Lesetext:

Fairerweise sollte ich den Hörtipp Eigenwerbung nennen. ;-) Am Freitag habe ich das Staffelfinale des DWDL-Podcasts "Seriendialoge" veröffentlicht. In insgesamt zehn Folgen habe ich mit Leuten, die beruflich mit Serien zu tun haben, über die Serien gesprochen, die sie persönlich am faszinierendsten finden. Im Staffelfinale geht es um "Doctor's Diary". Eine Übersicht über alle Folgen gibt's hier.
Jetzt zum wirklich Wichtigen: Wo kann man das alles gucken, über das ich schreibe?
"Vinyl": Die neuen Folgen gibt's nach US-Ausstrahlung bei Sky Online, Sky On Demand und Sky Go. Ab 7. April synchronisiert und im Original bei Sky Atlantic.

Aus einer Sammlung entnommene Daten:
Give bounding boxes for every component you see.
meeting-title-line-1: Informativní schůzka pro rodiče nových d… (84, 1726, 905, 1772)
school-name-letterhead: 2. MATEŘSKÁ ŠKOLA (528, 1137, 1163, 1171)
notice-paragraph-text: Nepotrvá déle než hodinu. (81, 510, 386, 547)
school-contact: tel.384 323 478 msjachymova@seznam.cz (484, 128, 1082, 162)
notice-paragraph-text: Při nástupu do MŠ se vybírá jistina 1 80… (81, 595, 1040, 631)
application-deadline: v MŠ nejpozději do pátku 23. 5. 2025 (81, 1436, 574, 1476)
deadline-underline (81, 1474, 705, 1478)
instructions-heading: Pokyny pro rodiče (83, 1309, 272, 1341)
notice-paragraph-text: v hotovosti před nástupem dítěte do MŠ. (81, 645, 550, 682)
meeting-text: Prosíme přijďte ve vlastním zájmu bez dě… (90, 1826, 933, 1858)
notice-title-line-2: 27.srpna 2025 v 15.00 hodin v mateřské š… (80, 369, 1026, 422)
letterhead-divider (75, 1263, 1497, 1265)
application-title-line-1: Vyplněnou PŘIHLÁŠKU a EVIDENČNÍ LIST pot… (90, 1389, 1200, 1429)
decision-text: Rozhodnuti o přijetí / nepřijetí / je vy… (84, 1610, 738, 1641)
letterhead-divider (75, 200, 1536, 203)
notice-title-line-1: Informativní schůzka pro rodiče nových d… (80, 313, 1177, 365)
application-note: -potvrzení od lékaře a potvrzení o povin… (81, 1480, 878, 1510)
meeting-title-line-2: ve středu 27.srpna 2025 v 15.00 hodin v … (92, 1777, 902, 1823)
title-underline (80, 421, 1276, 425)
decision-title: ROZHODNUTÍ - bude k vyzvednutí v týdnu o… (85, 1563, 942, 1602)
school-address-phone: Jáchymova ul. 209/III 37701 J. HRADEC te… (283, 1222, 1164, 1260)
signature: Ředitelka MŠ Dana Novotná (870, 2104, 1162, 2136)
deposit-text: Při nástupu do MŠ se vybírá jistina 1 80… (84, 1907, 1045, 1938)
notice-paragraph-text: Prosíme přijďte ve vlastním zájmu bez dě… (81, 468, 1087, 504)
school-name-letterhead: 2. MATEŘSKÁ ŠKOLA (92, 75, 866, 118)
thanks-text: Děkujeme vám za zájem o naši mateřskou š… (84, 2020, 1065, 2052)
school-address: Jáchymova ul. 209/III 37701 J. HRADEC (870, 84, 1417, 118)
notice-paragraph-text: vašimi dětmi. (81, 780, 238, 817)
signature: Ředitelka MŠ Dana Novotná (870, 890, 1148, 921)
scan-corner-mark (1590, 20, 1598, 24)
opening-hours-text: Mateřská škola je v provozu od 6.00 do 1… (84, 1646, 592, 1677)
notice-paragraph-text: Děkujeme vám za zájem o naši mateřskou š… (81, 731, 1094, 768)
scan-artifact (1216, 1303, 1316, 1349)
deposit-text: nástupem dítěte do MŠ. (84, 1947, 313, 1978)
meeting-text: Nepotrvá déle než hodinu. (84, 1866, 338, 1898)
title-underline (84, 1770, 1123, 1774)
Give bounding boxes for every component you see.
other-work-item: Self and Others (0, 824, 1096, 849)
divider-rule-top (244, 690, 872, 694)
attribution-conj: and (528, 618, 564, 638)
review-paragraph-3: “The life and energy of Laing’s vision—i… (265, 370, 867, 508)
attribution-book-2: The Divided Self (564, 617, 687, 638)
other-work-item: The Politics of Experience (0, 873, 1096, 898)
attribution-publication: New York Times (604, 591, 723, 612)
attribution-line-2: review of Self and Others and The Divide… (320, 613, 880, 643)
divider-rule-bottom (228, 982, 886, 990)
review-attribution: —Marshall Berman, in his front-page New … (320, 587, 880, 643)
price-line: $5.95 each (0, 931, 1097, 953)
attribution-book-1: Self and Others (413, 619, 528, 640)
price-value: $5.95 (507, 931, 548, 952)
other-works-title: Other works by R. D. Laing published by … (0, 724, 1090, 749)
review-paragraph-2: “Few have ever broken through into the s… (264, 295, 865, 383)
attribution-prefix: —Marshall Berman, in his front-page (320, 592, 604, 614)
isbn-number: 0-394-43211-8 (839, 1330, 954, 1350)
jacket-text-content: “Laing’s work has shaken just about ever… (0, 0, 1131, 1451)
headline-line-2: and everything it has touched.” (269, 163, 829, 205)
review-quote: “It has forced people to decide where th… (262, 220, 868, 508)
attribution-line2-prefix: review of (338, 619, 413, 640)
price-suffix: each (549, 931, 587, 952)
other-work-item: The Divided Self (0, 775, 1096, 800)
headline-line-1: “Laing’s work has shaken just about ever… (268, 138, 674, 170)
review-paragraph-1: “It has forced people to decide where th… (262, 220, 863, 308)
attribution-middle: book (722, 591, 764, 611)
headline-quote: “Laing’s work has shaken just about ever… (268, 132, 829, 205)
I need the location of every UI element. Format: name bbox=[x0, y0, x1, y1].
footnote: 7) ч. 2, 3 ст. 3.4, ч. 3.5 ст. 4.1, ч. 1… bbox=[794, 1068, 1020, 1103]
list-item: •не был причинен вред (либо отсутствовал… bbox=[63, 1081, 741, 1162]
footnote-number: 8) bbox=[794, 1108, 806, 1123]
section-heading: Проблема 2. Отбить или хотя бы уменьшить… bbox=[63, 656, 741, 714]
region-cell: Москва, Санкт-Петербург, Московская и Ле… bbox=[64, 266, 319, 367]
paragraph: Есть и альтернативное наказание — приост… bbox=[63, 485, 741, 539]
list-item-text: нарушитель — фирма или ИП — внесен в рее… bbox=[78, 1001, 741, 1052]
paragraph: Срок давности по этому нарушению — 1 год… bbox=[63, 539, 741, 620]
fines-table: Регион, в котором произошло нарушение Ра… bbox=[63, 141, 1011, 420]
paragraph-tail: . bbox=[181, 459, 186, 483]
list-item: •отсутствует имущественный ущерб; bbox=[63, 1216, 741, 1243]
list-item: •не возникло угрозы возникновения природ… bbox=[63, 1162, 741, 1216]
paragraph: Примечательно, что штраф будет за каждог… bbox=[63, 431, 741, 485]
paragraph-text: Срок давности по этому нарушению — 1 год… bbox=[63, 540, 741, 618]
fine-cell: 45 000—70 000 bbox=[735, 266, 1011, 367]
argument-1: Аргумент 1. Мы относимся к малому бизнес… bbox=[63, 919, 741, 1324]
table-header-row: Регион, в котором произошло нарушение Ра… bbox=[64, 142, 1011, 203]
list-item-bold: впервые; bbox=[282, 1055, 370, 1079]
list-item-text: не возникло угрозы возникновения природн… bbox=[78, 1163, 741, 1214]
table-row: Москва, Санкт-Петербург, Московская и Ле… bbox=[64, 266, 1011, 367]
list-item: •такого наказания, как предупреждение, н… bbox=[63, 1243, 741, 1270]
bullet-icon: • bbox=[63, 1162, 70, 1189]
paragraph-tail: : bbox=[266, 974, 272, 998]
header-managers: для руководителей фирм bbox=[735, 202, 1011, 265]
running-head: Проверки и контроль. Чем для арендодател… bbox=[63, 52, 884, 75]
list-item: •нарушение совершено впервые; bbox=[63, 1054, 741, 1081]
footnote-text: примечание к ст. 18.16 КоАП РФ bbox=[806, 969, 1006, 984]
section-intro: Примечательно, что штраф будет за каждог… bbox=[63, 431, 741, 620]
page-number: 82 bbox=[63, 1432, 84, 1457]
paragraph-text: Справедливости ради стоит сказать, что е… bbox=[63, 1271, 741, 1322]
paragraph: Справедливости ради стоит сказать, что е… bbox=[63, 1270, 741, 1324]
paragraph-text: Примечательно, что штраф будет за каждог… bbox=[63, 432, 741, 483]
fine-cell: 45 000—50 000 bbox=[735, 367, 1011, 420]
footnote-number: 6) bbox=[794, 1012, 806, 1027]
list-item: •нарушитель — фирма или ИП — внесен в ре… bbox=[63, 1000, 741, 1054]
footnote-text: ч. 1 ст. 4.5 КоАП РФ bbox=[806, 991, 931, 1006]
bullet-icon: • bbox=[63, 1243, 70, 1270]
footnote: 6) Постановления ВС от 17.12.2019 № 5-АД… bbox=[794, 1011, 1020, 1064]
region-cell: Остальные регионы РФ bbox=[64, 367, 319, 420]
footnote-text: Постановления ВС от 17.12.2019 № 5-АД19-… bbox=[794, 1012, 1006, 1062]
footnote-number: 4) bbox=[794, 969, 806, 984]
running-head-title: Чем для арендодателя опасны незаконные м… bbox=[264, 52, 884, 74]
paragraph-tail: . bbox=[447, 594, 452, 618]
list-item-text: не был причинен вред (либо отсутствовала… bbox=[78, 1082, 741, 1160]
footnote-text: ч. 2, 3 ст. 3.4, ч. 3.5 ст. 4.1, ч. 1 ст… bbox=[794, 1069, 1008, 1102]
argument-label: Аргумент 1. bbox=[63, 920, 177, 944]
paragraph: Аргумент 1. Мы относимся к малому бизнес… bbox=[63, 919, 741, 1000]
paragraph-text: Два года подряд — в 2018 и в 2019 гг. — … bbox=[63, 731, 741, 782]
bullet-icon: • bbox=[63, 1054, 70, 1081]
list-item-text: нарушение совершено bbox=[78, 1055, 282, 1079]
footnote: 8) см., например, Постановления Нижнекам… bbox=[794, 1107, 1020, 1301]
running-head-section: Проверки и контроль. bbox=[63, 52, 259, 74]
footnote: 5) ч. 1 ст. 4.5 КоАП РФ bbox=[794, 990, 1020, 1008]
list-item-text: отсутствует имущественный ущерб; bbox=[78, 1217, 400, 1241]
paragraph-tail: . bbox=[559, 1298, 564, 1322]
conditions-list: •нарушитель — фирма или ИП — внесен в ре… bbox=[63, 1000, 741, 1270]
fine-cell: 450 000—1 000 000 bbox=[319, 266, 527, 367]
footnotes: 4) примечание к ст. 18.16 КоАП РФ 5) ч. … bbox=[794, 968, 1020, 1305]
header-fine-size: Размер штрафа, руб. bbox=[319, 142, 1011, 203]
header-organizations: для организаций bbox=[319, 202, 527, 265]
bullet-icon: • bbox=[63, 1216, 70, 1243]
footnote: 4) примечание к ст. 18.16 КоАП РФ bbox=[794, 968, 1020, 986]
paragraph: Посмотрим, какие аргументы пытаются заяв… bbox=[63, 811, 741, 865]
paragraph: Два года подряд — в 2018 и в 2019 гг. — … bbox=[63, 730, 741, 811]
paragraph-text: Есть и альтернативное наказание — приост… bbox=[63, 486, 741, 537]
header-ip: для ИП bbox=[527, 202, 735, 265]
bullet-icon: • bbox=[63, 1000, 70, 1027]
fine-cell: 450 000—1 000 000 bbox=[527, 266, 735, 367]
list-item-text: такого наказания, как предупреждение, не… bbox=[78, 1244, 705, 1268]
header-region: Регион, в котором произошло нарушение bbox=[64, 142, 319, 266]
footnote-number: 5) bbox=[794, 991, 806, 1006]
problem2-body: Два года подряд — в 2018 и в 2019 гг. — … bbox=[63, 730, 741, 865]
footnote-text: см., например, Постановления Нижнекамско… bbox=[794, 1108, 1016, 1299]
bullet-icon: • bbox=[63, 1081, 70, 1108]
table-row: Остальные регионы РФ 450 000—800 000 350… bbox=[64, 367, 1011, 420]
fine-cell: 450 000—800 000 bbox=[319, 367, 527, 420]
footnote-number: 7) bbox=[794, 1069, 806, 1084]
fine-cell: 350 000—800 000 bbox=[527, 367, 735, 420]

Aufgaben:
a) Gib den Abschnitt des Lesetexts von "Jetzt zum wirklich" bis einschließlich "bei Sky Atlantic." wortgetreu wieder.
b) Ändere bitte die Datensätze vom Anfang bis einschließlich der Zeile mit "deposit-text: Při nástupu", indem du "letterhead-divider" durch "header-divider" ersetzt, und lass alles andere unverändert. Gib nur diesen Abschnitt aus.
Lesetext und Datensätze haben unterschiedliche Herkunft.

Ergebnisse der Reihe:
a)
Jetzt zum wirklich Wichtigen: Wo kann man das alles gucken, über das ich schreibe?
"Vinyl": Die neuen Folgen gibt's nach US-Ausstrahlung bei Sky Online, Sky On Demand und Sky Go. Ab 7. April synchronisiert und im Original bei Sky Atlantic.

b)
Give bounding boxes for every component you see.
meeting-title-line-1: Informativní schůzka pro rodiče nových d… (84, 1726, 905, 1772)
school-name-letterhead: 2. MATEŘSKÁ ŠKOLA (528, 1137, 1163, 1171)
notice-paragraph-text: Nepotrvá déle než hodinu. (81, 510, 386, 547)
school-contact: tel.384 323 478 msjachymova@seznam.cz (484, 128, 1082, 162)
notice-paragraph-text: Při nástupu do MŠ se vybírá jistina 1 80… (81, 595, 1040, 631)
application-deadline: v MŠ nejpozději do pátku 23. 5. 2025 (81, 1436, 574, 1476)
deadline-underline (81, 1474, 705, 1478)
instructions-heading: Pokyny pro rodiče (83, 1309, 272, 1341)
notice-paragraph-text: v hotovosti před nástupem dítěte do MŠ. (81, 645, 550, 682)
meeting-text: Prosíme přijďte ve vlastním zájmu bez dě… (90, 1826, 933, 1858)
notice-title-line-2: 27.srpna 2025 v 15.00 hodin v mateřské š… (80, 369, 1026, 422)
header-divider (75, 1263, 1497, 1265)
application-title-line-1: Vyplněnou PŘIHLÁŠKU a EVIDENČNÍ LIST pot… (90, 1389, 1200, 1429)
decision-text: Rozhodnuti o přijetí / nepřijetí / je vy… (84, 1610, 738, 1641)
header-divider (75, 200, 1536, 203)
notice-title-line-1: Informativní schůzka pro rodiče nových d… (80, 313, 1177, 365)
application-note: -potvrzení od lékaře a potvrzení o povin… (81, 1480, 878, 1510)
meeting-title-line-2: ve středu 27.srpna 2025 v 15.00 hodin v … (92, 1777, 902, 1823)
title-underline (80, 421, 1276, 425)
decision-title: ROZHODNUTÍ - bude k vyzvednutí v týdnu o… (85, 1563, 942, 1602)
school-address-phone: Jáchymova ul. 209/III 37701 J. HRADEC te… (283, 1222, 1164, 1260)
signature: Ředitelka MŠ Dana Novotná (870, 2104, 1162, 2136)
deposit-text: Při nástupu do MŠ se vybírá jistina 1 80… (84, 1907, 1045, 1938)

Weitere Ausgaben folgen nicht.